-- Opening Marker --

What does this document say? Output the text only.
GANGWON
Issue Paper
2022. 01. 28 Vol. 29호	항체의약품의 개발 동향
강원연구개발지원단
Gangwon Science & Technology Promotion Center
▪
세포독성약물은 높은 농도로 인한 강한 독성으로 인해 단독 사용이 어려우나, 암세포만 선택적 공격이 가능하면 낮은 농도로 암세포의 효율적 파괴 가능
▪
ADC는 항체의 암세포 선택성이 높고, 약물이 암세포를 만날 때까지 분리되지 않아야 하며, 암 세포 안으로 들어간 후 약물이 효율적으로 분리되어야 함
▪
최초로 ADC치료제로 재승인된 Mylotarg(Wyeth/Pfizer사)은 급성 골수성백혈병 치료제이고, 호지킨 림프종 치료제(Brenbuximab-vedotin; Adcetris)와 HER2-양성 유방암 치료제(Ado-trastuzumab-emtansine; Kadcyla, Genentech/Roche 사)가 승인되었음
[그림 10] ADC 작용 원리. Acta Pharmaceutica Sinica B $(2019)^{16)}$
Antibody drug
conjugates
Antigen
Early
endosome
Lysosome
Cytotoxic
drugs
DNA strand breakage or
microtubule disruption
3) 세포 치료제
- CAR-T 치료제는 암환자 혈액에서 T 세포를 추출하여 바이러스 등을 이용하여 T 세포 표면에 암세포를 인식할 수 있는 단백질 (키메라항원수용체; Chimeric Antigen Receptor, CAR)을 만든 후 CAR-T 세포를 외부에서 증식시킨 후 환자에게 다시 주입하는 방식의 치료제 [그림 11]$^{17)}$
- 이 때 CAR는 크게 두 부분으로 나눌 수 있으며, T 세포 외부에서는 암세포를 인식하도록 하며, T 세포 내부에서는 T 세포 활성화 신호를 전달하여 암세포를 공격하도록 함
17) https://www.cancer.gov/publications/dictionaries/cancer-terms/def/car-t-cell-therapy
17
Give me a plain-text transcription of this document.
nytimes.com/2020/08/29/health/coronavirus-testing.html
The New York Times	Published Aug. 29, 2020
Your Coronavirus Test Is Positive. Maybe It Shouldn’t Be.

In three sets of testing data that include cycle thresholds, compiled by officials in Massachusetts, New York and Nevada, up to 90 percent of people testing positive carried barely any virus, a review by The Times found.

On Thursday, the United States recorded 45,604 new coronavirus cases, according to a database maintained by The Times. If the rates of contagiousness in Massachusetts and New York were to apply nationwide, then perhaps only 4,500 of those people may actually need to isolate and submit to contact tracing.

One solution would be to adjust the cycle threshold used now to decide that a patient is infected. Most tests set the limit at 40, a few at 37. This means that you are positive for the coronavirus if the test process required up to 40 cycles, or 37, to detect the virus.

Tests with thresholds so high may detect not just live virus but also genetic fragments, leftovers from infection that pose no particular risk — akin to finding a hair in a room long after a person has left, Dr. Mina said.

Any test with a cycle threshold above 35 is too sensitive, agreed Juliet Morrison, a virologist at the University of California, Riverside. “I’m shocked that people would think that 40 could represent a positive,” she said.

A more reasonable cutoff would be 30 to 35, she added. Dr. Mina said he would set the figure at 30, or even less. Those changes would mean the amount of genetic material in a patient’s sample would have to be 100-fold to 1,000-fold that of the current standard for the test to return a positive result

-- Closing Marker --

Task to carry out: Set down the entire material again, exactly as it stands.

Completed task:
What does this document say? Output the text only.
GANGWON
Issue Paper
2022. 01. 28 Vol. 29호	항체의약품의 개발 동향
강원연구개발지원단
Gangwon Science & Technology Promotion Center
▪
세포독성약물은 높은 농도로 인한 강한 독성으로 인해 단독 사용이 어려우나, 암세포만 선택적 공격이 가능하면 낮은 농도로 암세포의 효율적 파괴 가능
▪
ADC는 항체의 암세포 선택성이 높고, 약물이 암세포를 만날 때까지 분리되지 않아야 하며, 암 세포 안으로 들어간 후 약물이 효율적으로 분리되어야 함
▪
최초로 ADC치료제로 재승인된 Mylotarg(Wyeth/Pfizer사)은 급성 골수성백혈병 치료제이고, 호지킨 림프종 치료제(Brenbuximab-vedotin; Adcetris)와 HER2-양성 유방암 치료제(Ado-trastuzumab-emtansine; Kadcyla, Genentech/Roche 사)가 승인되었음
[그림 10] ADC 작용 원리. Acta Pharmaceutica Sinica B $(2019)^{16)}$
Antibody drug
conjugates
Antigen
Early
endosome
Lysosome
Cytotoxic
drugs
DNA strand breakage or
microtubule disruption
3) 세포 치료제
- CAR-T 치료제는 암환자 혈액에서 T 세포를 추출하여 바이러스 등을 이용하여 T 세포 표면에 암세포를 인식할 수 있는 단백질 (키메라항원수용체; Chimeric Antigen Receptor, CAR)을 만든 후 CAR-T 세포를 외부에서 증식시킨 후 환자에게 다시 주입하는 방식의 치료제 [그림 11]$^{17)}$
- 이 때 CAR는 크게 두 부분으로 나눌 수 있으며, T 세포 외부에서는 암세포를 인식하도록 하며, T 세포 내부에서는 T 세포 활성화 신호를 전달하여 암세포를 공격하도록 함
17) https://www.cancer.gov/publications/dictionaries/cancer-terms/def/car-t-cell-therapy
17
Give me a plain-text transcription of this document.
nytimes.com/2020/08/29/health/coronavirus-testing.html
The New York Times	Published Aug. 29, 2020
Your Coronavirus Test Is Positive. Maybe It Shouldn’t Be.

In three sets of testing data that include cycle thresholds, compiled by officials in Massachusetts, New York and Nevada, up to 90 percent of people testing positive carried barely any virus, a review by The Times found.

On Thursday, the United States recorded 45,604 new coronavirus cases, according to a database maintained by The Times. If the rates of contagiousness in Massachusetts and New York were to apply nationwide, then perhaps only 4,500 of those people may actually need to isolate and submit to contact tracing.

One solution would be to adjust the cycle threshold used now to decide that a patient is infected. Most tests set the limit at 40, a few at 37. This means that you are positive for the coronavirus if the test process required up to 40 cycles, or 37, to detect the virus.

Tests with thresholds so high may detect not just live virus but also genetic fragments, leftovers from infection that pose no particular risk — akin to finding a hair in a room long after a person has left, Dr. Mina said.

Any test with a cycle threshold above 35 is too sensitive, agreed Juliet Morrison, a virologist at the University of California, Riverside. “I’m shocked that people would think that 40 could represent a positive,” she said.

A more reasonable cutoff would be 30 to 35, she added. Dr. Mina said he would set the figure at 30, or even less. Those changes would mean the amount of genetic material in a patient’s sample would have to be 100-fold to 1,000-fold that of the current standard for the test to return a positive result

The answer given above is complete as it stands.